Challenge | Using the records that follow, copy every line containing the word "include".

Input records |
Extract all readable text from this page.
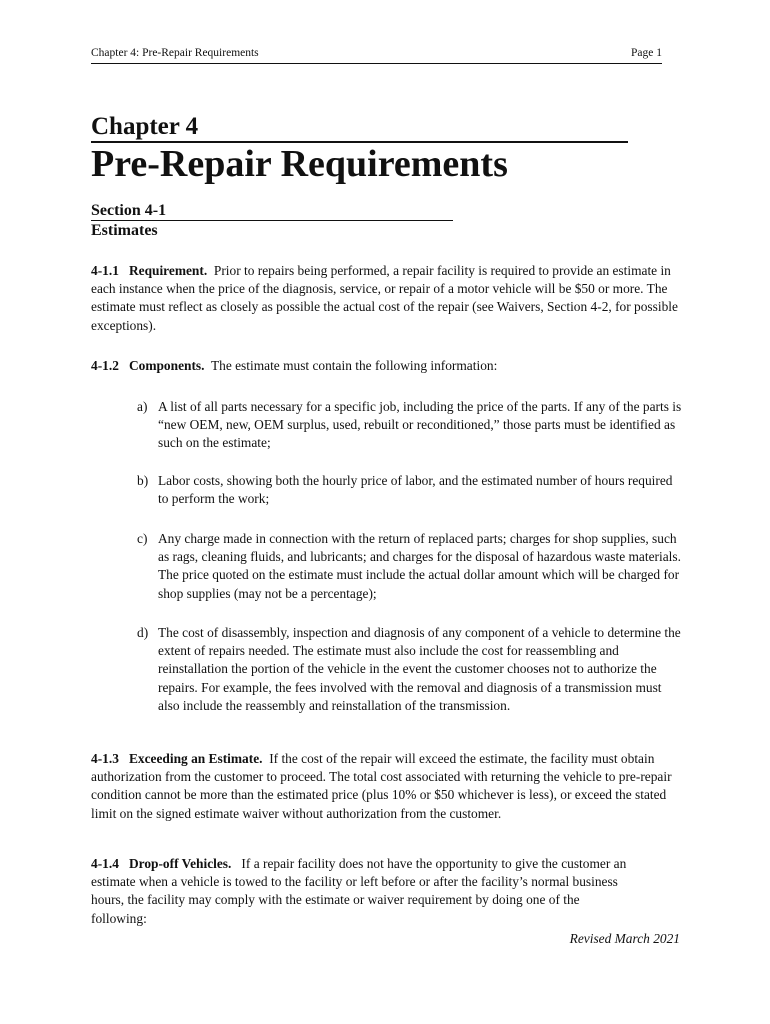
Chapter 4: Pre-Repair Requirements	Page 1
Chapter 4
Pre-Repair Requirements
Section 4-1
Estimates

4-1.1 Requirement. Prior to repairs being performed, a repair facility is required to provide an estimate in each instance when the price of the diagnosis, service, or repair of a motor vehicle will be $50 or more. The estimate must reflect as closely as possible the actual cost of the repair (see Waivers, Section 4-2, for possible exceptions).

4-1.2 Components. The estimate must contain the following information:

a) A list of all parts necessary for a specific job, including the price of the parts. If any of the parts is “new OEM, new, OEM surplus, used, rebuilt or reconditioned,” those parts must be identified as such on the estimate;
b) Labor costs, showing both the hourly price of labor, and the estimated number of hours required to perform the work;
c) Any charge made in connection with the return of replaced parts; charges for shop supplies, such as rags, cleaning fluids, and lubricants; and charges for the disposal of hazardous waste materials. The price quoted on the estimate must include the actual dollar amount which will be charged for shop supplies (may not be a percentage);
d) The cost of disassembly, inspection and diagnosis of any component of a vehicle to determine the extent of repairs needed. The estimate must also include the cost for reassembling and reinstallation the portion of the vehicle in the event the customer chooses not to authorize the repairs. For example, the fees involved with the removal and diagnosis of a transmission must also include the reassembly and reinstallation of the transmission.

4-1.3 Exceeding an Estimate. If the cost of the repair will exceed the estimate, the facility must obtain authorization from the customer to proceed. The total cost associated with returning the vehicle to pre-repair condition cannot be more than the estimated price (plus 10% or $50 whichever is less), or exceed the stated limit on the signed estimate waiver without authorization from the customer.

4-1.4 Drop-off Vehicles. If a repair facility does not have the opportunity to give the customer an estimate when a vehicle is towed to the facility or left before or after the facility’s normal business hours, the facility may comply with the estimate or waiver requirement by doing one of the following:

Revised March 2021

Correct output |
c) Any charge made in connection with the return of replaced parts; charges for shop supplies, such as rags, cleaning fluids, and lubricants; and charges for the disposal of hazardous waste materials. The price quoted on the estimate must include the actual dollar amount which will be charged for shop supplies (may not be a percentage);
d) The cost of disassembly, inspection and diagnosis of any component of a vehicle to determine the extent of repairs needed. The estimate must also include the cost for reassembling and reinstallation the portion of the vehicle in the event the customer chooses not to authorize the repairs. For example, the fees involved with the removal and diagnosis of a transmission must also include the reassembly and reinstallation of the transmission.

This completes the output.